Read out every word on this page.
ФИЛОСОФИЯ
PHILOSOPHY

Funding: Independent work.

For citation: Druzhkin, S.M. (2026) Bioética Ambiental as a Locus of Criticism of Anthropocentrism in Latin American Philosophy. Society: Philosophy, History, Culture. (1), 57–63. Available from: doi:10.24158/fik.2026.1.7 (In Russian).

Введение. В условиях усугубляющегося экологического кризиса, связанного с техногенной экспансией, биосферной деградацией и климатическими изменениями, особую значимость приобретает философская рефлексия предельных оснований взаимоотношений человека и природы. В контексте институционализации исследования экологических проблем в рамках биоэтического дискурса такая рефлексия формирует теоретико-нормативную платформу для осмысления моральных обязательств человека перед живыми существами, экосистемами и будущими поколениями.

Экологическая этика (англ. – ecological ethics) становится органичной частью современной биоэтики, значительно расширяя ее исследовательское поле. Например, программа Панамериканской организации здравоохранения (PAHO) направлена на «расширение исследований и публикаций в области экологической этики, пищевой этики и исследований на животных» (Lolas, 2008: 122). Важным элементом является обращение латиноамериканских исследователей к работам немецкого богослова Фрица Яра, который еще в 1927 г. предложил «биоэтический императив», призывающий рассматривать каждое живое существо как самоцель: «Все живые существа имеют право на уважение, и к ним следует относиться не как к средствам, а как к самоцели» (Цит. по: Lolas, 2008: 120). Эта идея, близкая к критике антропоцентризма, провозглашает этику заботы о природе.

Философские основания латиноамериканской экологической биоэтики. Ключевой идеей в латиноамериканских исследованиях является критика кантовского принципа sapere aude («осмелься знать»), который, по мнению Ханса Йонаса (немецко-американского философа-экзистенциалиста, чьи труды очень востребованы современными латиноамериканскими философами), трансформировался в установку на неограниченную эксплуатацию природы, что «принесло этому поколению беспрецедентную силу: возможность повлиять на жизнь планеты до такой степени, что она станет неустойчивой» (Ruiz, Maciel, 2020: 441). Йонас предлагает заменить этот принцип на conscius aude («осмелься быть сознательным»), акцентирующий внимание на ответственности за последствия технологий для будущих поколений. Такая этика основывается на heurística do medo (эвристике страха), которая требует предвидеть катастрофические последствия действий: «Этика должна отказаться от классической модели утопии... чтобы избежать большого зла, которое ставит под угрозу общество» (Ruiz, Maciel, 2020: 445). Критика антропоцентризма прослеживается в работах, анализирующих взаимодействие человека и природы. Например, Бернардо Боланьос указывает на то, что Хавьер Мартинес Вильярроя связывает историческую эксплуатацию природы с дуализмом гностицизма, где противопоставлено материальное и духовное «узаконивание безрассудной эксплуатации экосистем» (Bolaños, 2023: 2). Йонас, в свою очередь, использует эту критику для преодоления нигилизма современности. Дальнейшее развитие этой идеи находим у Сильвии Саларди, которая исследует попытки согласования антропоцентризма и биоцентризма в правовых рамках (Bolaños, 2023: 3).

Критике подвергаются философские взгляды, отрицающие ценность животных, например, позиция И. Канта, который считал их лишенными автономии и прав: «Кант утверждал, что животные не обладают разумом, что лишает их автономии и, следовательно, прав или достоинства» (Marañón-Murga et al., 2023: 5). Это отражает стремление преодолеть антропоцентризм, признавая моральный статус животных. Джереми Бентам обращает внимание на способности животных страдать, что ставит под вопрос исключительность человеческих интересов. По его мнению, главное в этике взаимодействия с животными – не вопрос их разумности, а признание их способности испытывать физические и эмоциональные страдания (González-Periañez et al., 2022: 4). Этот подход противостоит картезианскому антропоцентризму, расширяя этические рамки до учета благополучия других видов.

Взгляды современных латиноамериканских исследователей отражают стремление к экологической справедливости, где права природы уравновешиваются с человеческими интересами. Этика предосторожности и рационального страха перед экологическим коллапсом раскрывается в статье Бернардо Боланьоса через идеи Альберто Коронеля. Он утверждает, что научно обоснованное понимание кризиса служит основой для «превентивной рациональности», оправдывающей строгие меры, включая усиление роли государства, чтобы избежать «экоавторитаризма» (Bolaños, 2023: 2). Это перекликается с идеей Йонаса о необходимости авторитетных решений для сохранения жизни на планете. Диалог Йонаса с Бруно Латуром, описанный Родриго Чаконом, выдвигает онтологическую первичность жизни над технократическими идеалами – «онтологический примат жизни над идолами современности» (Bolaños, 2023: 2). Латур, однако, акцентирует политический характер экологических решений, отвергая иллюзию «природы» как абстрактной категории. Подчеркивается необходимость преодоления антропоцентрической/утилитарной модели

=======

Goal - Where a line in the material contains "экологических", copy that line.

The output -
Введение. В условиях усугубляющегося экологического кризиса, связанного с техногенной экспансией, биосферной деградацией и климатическими изменениями, особую значимость приобретает философская рефлексия предельных оснований взаимоотношений человека и природы. В контексте институционализации исследования экологических проблем в рамках биоэтического дискурса такая рефлексия формирует теоретико-нормативную платформу для осмысления моральных обязательств человека перед живыми существами, экосистемами и будущими поколениями.
Взгляды современных латиноамериканских исследователей отражают стремление к экологической справедливости, где права природы уравновешиваются с человеческими интересами. Этика предосторожности и рационального страха перед экологическим коллапсом раскрывается в статье Бернардо Боланьоса через идеи Альберто Коронеля. Он утверждает, что научно обоснованное понимание кризиса служит основой для «превентивной рациональности», оправдывающей строгие меры, включая усиление роли государства, чтобы избежать «экоавторитаризма» (Bolaños, 2023: 2). Это перекликается с идеей Йонаса о необходимости авторитетных решений для сохранения жизни на планете. Диалог Йонаса с Бруно Латуром, описанный Родриго Чаконом, выдвигает онтологическую первичность жизни над технократическими идеалами – «онтологический примат жизни над идолами современности» (Bolaños, 2023: 2). Латур, однако, акцентирует политический характер экологических решений, отвергая иллюзию «природы» как абстрактной категории. Подчеркивается необходимость преодоления антропоцентрической/утилитарной модели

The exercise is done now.